Dataset records
+ + +

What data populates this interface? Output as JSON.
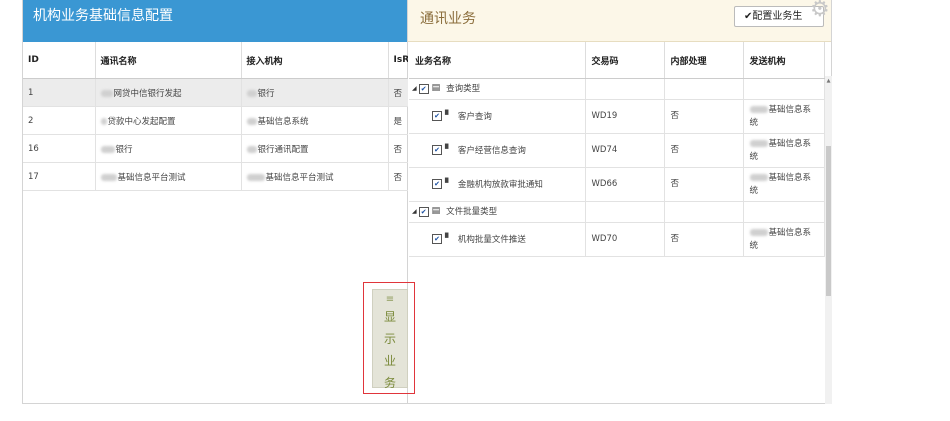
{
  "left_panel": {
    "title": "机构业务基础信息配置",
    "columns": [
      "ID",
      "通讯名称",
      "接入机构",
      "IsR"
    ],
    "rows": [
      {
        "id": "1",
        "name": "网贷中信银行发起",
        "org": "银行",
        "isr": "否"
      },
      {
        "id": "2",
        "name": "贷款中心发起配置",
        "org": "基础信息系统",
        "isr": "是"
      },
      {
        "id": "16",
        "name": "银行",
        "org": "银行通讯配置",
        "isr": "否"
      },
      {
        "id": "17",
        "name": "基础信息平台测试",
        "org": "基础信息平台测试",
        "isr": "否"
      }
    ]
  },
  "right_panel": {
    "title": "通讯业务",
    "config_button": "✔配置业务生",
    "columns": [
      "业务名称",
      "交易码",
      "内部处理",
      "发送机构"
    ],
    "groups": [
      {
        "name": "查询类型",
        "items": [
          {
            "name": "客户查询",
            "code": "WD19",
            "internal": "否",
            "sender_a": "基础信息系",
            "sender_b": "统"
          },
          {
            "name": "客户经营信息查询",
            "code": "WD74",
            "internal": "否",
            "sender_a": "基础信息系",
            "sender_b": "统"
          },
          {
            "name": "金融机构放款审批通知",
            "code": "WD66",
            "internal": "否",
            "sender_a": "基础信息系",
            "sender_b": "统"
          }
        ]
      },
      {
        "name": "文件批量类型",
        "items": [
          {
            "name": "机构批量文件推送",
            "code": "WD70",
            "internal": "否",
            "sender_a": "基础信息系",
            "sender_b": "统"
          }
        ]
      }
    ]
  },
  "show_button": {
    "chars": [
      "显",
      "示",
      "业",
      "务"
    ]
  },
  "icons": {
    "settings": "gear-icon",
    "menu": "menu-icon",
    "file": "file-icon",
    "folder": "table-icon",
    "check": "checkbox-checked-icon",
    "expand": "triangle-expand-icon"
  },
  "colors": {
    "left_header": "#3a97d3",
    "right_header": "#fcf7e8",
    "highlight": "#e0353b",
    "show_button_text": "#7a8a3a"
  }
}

+ + +

DESCRIPTION OF THE TASK: Without the pictures, write out the whole listing above exactly as it appears.

FULL SOLUTION:
What data populates this interface? Output as JSON.
{
  "left_panel": {
    "title": "机构业务基础信息配置",
    "columns": [
      "ID",
      "通讯名称",
      "接入机构",
      "IsR"
    ],
    "rows": [
      {
        "id": "1",
        "name": "网贷中信银行发起",
        "org": "银行",
        "isr": "否"
      },
      {
        "id": "2",
        "name": "贷款中心发起配置",
        "org": "基础信息系统",
        "isr": "是"
      },
      {
        "id": "16",
        "name": "银行",
        "org": "银行通讯配置",
        "isr": "否"
      },
      {
        "id": "17",
        "name": "基础信息平台测试",
        "org": "基础信息平台测试",
        "isr": "否"
      }
    ]
  },
  "right_panel": {
    "title": "通讯业务",
    "config_button": "✔配置业务生",
    "columns": [
      "业务名称",
      "交易码",
      "内部处理",
      "发送机构"
    ],
    "groups": [
      {
        "name": "查询类型",
        "items": [
          {
            "name": "客户查询",
            "code": "WD19",
            "internal": "否",
            "sender_a": "基础信息系",
            "sender_b": "统"
          },
          {
            "name": "客户经营信息查询",
            "code": "WD74",
            "internal": "否",
            "sender_a": "基础信息系",
            "sender_b": "统"
          },
          {
            "name": "金融机构放款审批通知",
            "code": "WD66",
            "internal": "否",
            "sender_a": "基础信息系",
            "sender_b": "统"
          }
        ]
      },
      {
        "name": "文件批量类型",
        "items": [
          {
            "name": "机构批量文件推送",
            "code": "WD70",
            "internal": "否",
            "sender_a": "基础信息系",
            "sender_b": "统"
          }
        ]
      }
    ]
  },
  "show_button": {
    "chars": [
      "显",
      "示",
      "业",
      "务"
    ]
  },
  "icons": {
    "settings": "gear-icon",
    "menu": "menu-icon",
    "file": "file-icon",
    "folder": "table-icon",
    "check": "checkbox-checked-icon",
    "expand": "triangle-expand-icon"
  },
  "colors": {
    "left_header": "#3a97d3",
    "right_header": "#fcf7e8",
    "highlight": "#e0353b",
    "show_button_text": "#7a8a3a"
  }
}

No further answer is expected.